— BEGIN —
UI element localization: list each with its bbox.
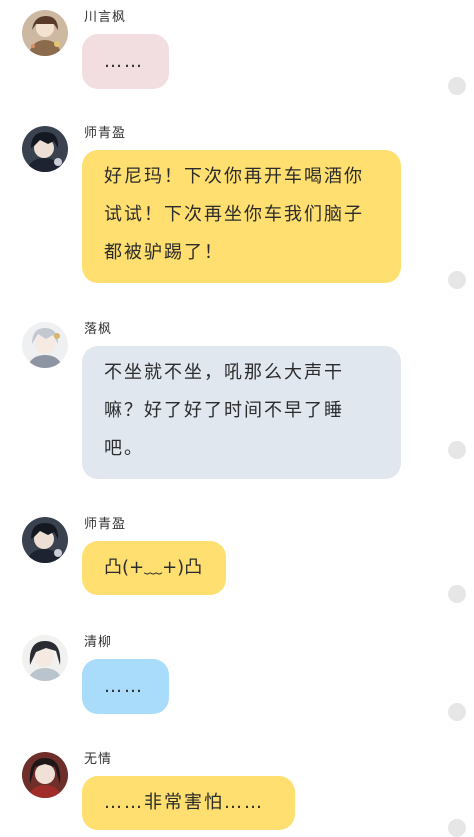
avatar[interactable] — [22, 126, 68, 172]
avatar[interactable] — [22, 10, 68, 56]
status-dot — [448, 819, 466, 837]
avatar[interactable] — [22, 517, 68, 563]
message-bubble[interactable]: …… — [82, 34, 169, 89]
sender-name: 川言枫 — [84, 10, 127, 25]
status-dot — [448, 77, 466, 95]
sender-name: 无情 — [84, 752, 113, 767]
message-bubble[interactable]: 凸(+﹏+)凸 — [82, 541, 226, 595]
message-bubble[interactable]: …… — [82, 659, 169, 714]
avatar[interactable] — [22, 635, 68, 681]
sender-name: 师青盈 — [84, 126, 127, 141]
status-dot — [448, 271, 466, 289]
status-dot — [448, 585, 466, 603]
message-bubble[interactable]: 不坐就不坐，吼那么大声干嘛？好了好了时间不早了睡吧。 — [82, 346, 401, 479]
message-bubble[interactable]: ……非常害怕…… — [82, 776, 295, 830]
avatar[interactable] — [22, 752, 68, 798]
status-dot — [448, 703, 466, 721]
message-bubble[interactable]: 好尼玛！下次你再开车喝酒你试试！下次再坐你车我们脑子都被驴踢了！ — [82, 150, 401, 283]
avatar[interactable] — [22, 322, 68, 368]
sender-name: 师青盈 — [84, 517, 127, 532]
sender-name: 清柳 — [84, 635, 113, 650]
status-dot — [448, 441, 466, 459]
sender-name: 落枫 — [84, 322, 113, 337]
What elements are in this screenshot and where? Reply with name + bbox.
— END —
From the listing above, pull out every line that contains the string "status". Treat uppercase and lowercase as different.

status-dot — [448, 819, 466, 837]
status-dot — [448, 77, 466, 95]
status-dot — [448, 271, 466, 289]
status-dot — [448, 585, 466, 603]
status-dot — [448, 703, 466, 721]
status-dot — [448, 441, 466, 459]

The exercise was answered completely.